BEGIN EXERCISE DATA

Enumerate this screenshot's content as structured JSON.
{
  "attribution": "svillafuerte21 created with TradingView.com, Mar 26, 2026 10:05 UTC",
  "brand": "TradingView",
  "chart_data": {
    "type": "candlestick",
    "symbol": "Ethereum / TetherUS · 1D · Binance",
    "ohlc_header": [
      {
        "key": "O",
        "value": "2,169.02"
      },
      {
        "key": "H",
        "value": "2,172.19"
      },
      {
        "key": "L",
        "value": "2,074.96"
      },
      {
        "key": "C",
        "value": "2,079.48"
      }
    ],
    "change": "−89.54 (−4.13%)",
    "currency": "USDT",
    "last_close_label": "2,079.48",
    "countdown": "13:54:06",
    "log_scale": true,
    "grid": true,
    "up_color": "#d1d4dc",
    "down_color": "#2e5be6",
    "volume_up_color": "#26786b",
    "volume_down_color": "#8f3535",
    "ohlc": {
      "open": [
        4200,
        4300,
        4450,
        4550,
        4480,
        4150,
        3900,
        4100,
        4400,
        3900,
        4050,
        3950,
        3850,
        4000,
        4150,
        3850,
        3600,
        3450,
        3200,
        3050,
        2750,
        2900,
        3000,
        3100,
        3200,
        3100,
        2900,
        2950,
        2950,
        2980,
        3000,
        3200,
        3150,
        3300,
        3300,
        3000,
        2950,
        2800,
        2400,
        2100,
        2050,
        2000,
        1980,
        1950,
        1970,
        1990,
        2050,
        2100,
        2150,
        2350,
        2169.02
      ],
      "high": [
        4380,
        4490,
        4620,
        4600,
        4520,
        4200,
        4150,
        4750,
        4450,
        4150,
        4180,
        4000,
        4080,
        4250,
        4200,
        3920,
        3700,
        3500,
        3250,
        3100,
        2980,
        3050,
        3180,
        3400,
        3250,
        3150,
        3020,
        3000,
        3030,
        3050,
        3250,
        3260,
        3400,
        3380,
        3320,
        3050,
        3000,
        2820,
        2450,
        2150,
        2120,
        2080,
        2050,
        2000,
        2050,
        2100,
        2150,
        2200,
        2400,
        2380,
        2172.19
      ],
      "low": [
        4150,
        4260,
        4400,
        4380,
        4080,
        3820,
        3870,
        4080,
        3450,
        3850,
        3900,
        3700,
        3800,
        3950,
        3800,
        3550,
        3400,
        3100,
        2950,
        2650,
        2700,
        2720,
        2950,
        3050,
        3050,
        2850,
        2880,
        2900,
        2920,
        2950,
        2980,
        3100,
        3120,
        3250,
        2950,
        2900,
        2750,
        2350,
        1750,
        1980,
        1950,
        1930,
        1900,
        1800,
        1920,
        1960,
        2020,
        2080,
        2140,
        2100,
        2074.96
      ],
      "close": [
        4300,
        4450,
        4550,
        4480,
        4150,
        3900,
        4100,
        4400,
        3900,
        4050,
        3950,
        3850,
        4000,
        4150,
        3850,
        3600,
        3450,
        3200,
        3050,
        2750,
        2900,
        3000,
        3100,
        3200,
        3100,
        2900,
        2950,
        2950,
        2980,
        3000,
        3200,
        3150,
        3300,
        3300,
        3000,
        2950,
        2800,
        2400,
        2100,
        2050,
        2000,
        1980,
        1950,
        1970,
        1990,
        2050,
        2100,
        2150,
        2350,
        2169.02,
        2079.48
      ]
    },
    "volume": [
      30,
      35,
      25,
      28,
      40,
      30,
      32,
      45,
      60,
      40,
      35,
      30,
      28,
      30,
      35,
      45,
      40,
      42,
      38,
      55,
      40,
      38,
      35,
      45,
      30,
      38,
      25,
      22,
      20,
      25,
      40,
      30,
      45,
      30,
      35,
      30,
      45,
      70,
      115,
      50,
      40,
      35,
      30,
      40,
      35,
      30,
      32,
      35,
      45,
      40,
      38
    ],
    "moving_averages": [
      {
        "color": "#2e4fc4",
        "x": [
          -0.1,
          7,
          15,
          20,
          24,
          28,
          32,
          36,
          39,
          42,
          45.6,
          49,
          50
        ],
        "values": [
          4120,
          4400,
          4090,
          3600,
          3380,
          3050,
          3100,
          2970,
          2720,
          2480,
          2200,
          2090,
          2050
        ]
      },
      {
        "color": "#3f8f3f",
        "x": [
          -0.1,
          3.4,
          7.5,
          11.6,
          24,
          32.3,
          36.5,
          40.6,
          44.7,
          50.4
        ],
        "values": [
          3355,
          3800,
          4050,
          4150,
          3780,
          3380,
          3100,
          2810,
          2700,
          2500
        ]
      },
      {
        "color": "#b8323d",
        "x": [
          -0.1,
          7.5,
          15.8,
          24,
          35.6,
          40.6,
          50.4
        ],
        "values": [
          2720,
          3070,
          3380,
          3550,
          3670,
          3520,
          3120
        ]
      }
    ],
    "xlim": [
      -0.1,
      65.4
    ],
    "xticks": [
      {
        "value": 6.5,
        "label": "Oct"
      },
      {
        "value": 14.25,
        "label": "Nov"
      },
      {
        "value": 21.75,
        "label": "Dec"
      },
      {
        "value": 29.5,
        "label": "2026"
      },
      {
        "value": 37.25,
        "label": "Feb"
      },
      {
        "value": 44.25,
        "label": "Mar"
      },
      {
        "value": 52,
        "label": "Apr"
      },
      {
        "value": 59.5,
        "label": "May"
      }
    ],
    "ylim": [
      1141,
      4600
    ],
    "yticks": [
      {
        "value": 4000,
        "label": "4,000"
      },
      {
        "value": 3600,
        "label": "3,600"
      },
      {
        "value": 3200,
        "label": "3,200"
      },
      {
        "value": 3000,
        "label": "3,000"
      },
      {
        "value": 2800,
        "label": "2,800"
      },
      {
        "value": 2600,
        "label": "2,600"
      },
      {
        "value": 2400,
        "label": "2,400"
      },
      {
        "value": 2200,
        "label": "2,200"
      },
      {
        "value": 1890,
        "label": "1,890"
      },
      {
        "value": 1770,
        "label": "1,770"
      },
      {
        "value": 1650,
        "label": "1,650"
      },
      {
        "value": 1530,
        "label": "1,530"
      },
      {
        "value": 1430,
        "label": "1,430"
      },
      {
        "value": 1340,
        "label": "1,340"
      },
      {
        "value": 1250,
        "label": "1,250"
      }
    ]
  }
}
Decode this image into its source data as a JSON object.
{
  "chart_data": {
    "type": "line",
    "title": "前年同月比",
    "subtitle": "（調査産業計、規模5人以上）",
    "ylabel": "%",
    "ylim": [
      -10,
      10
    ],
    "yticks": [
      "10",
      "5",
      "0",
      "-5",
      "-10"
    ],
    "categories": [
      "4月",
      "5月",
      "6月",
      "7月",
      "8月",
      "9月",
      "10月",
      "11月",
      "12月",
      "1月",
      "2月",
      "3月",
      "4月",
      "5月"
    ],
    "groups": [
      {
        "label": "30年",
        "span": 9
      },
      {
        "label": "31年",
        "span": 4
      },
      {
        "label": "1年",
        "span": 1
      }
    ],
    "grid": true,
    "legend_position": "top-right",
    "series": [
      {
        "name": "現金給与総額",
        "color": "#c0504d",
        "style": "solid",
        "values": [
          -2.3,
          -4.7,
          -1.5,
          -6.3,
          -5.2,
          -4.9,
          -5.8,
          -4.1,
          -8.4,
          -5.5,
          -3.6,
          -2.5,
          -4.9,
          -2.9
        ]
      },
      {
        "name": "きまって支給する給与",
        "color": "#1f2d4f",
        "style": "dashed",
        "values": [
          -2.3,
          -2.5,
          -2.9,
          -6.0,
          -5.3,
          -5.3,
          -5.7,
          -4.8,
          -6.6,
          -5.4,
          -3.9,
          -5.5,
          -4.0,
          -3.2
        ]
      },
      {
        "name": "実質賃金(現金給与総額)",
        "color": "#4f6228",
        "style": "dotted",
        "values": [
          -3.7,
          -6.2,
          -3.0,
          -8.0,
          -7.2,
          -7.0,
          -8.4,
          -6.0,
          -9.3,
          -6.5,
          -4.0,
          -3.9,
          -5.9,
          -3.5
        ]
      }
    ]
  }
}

END EXERCISE DATA

**TASK REQUIREMENTS**. Return all lines with the word "TradingView" in them.

**ANSWER TO THE PROBLEM**.
  "attribution": "svillafuerte21 created with TradingView.com, Mar 26, 2026 10:05 UTC",
  "brand": "TradingView",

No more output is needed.